| Brief |
State only the number of lines that contain the string "this".

BEGIN

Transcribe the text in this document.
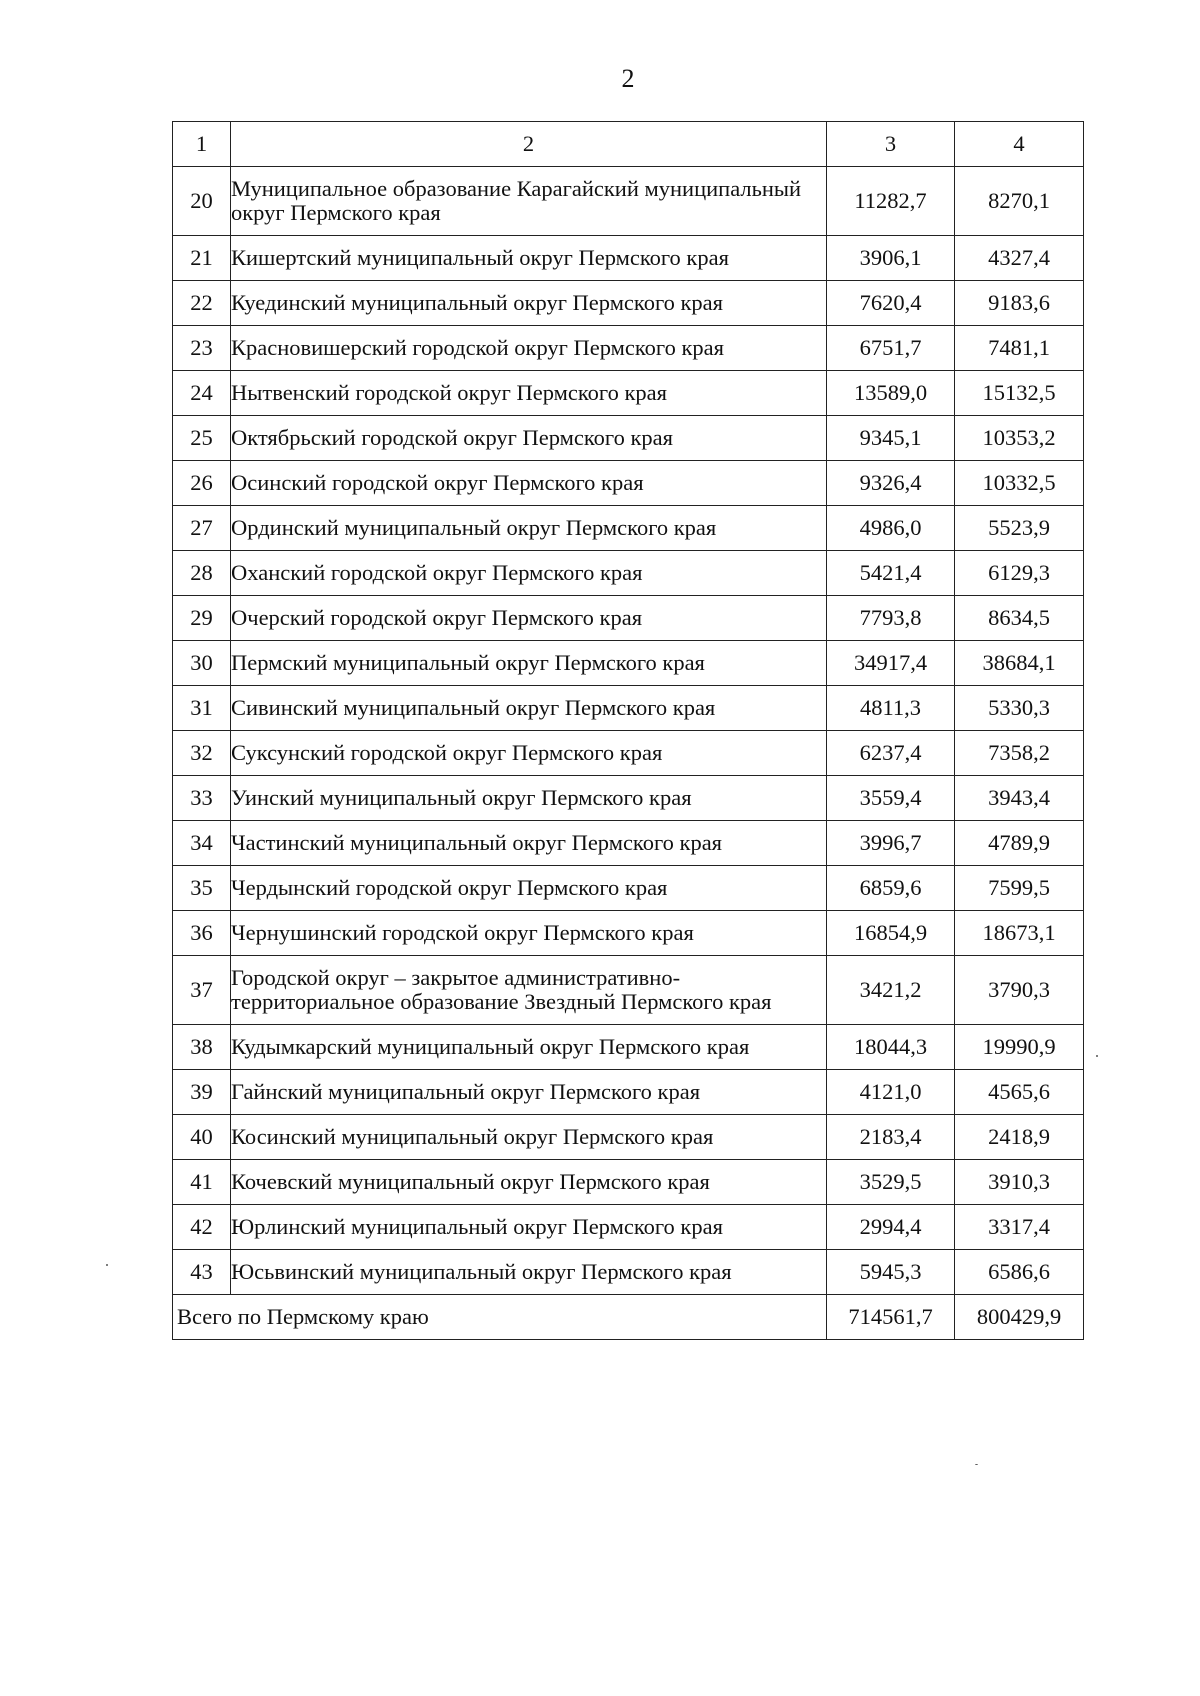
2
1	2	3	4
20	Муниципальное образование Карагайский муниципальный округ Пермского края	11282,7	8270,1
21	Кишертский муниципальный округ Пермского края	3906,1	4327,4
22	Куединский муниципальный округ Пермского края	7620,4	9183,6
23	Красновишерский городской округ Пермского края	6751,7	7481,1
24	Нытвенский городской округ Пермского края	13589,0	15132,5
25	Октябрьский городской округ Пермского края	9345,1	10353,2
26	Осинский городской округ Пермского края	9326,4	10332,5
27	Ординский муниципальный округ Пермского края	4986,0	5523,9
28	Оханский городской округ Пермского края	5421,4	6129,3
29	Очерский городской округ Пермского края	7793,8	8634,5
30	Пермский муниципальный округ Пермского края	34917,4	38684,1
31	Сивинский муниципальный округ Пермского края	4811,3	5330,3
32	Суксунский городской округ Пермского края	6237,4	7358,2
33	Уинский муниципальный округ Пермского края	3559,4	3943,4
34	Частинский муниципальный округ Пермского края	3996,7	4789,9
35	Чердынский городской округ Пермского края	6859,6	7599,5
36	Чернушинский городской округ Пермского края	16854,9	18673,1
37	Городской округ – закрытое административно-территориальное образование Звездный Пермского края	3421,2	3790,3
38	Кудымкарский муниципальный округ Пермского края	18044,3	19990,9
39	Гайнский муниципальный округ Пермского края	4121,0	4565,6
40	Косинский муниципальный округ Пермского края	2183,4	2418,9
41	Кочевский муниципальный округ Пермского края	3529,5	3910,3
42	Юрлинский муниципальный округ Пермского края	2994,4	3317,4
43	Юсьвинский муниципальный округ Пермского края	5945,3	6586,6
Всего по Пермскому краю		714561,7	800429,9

END
BEGIN

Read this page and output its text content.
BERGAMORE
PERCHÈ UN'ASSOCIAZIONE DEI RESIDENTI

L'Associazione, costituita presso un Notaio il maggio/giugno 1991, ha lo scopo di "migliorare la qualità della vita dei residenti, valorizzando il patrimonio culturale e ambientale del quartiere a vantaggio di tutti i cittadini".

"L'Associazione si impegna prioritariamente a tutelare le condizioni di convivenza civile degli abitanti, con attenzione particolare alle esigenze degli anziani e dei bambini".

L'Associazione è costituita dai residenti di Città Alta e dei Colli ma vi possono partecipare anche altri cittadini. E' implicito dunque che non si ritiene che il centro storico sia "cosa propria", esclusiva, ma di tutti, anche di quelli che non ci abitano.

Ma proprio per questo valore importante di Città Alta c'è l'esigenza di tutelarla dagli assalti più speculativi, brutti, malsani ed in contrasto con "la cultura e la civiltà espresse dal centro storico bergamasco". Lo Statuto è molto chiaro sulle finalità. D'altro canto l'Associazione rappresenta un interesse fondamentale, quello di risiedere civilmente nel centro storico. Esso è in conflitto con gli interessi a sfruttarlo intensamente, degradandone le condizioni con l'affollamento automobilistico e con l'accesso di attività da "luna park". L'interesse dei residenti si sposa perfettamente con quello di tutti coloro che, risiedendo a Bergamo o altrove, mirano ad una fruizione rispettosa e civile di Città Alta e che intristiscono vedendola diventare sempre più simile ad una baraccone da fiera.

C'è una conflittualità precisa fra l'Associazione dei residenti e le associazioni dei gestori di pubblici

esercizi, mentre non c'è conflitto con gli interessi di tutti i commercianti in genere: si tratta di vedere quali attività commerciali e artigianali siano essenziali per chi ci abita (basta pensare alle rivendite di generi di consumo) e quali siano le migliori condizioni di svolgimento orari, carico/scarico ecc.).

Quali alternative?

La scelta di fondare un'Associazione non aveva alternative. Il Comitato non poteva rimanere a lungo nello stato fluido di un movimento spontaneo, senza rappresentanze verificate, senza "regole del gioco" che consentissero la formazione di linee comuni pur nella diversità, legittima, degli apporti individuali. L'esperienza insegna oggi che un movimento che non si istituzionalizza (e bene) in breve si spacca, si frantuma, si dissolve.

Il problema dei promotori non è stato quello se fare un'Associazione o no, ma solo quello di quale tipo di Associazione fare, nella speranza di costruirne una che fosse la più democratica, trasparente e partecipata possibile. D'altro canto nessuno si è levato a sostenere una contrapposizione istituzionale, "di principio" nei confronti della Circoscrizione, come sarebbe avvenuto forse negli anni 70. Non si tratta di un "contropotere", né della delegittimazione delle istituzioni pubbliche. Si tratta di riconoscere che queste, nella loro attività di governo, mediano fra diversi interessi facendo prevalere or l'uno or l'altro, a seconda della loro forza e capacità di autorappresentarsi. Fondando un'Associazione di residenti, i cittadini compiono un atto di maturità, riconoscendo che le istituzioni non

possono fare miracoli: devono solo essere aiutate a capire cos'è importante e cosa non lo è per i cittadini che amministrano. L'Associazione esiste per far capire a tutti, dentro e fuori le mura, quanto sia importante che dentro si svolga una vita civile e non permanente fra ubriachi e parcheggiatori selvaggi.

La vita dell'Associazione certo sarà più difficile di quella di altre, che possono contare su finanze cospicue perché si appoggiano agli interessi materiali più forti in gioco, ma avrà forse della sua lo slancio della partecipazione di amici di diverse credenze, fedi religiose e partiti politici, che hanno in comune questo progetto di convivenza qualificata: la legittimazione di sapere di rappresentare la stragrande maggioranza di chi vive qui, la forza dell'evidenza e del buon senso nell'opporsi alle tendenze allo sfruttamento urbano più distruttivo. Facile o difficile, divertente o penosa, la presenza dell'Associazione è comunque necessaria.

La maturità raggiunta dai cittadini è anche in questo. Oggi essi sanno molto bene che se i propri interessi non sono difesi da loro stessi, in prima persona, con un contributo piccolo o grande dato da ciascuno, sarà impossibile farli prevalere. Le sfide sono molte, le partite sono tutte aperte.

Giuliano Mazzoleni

END

| Written response |
2